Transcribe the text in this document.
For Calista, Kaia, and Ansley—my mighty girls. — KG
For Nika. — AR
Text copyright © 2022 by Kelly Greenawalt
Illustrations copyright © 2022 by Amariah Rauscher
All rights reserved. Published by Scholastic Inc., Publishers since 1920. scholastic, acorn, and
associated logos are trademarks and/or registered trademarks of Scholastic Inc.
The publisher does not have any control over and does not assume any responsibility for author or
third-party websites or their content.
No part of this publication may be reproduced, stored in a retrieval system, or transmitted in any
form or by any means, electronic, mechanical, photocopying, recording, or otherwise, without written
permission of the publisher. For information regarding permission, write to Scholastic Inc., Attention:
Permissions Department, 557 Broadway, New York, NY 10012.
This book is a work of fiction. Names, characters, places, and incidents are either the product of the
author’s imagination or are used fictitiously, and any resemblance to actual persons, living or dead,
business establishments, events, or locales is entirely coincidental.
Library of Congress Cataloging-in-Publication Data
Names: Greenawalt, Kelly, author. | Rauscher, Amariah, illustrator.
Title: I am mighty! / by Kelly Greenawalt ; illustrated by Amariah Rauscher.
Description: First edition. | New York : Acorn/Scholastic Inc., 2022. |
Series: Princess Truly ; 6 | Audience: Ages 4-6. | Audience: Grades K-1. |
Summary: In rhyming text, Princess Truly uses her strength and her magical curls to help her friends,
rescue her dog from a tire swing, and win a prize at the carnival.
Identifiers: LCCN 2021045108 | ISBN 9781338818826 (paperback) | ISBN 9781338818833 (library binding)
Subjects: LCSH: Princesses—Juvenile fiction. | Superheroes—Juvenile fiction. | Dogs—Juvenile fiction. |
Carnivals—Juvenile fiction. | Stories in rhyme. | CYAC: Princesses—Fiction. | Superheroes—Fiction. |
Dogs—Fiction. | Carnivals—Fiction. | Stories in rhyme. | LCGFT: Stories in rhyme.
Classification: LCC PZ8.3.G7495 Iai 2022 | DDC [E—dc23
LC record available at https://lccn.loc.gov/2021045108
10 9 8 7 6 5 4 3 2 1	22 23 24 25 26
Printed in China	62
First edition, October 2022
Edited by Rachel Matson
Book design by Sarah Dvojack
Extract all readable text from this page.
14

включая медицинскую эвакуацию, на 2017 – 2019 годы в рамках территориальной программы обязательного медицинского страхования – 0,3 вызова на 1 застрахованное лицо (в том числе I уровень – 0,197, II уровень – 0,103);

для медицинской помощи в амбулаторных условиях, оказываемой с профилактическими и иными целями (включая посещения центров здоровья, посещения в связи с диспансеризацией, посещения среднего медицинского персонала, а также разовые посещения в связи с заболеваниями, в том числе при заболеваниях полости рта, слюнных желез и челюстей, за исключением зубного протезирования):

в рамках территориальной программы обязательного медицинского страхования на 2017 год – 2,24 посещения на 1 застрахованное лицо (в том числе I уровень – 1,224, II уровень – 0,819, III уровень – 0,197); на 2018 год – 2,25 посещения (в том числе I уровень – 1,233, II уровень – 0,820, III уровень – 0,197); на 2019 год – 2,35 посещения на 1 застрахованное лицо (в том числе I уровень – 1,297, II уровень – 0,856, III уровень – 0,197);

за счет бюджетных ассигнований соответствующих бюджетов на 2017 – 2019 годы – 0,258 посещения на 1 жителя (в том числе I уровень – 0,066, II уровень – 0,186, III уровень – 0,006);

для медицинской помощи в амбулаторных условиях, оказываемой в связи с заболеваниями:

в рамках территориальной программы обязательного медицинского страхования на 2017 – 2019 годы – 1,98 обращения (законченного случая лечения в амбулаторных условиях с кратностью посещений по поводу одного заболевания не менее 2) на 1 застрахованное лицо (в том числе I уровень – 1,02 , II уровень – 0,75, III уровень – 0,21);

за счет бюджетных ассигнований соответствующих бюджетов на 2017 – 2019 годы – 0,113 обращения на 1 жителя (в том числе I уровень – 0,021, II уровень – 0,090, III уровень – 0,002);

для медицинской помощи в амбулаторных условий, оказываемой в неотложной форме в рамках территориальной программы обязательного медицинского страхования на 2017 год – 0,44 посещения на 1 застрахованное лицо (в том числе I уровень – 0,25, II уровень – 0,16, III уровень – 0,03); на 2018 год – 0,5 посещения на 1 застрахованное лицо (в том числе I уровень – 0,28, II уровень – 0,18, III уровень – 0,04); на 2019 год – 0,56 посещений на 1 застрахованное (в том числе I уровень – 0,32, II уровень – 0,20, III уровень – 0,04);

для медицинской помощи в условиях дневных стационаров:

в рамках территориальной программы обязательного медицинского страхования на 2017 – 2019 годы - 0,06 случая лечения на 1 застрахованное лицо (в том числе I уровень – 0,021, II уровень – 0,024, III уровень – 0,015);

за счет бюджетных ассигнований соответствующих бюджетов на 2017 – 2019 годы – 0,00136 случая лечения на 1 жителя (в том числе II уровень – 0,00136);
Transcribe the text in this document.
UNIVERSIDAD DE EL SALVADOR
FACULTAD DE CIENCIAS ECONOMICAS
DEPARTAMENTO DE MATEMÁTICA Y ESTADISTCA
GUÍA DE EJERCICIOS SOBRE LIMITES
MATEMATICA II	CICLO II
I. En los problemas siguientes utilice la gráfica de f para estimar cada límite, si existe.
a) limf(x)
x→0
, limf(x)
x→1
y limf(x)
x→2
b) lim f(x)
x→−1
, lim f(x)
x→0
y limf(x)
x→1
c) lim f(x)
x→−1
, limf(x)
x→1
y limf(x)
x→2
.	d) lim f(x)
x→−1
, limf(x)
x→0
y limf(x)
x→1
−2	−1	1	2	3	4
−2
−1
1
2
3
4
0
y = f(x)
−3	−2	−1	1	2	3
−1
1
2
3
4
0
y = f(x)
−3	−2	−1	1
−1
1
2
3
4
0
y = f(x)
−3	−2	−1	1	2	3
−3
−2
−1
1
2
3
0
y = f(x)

━━━━━━━━━━━━━━━━━━━━

- _GIVEN TASK_: Your answer should be a single number: the count of lines in the entries that contain the word "заболеваниями".

- _RESPONSE BELOW_: 2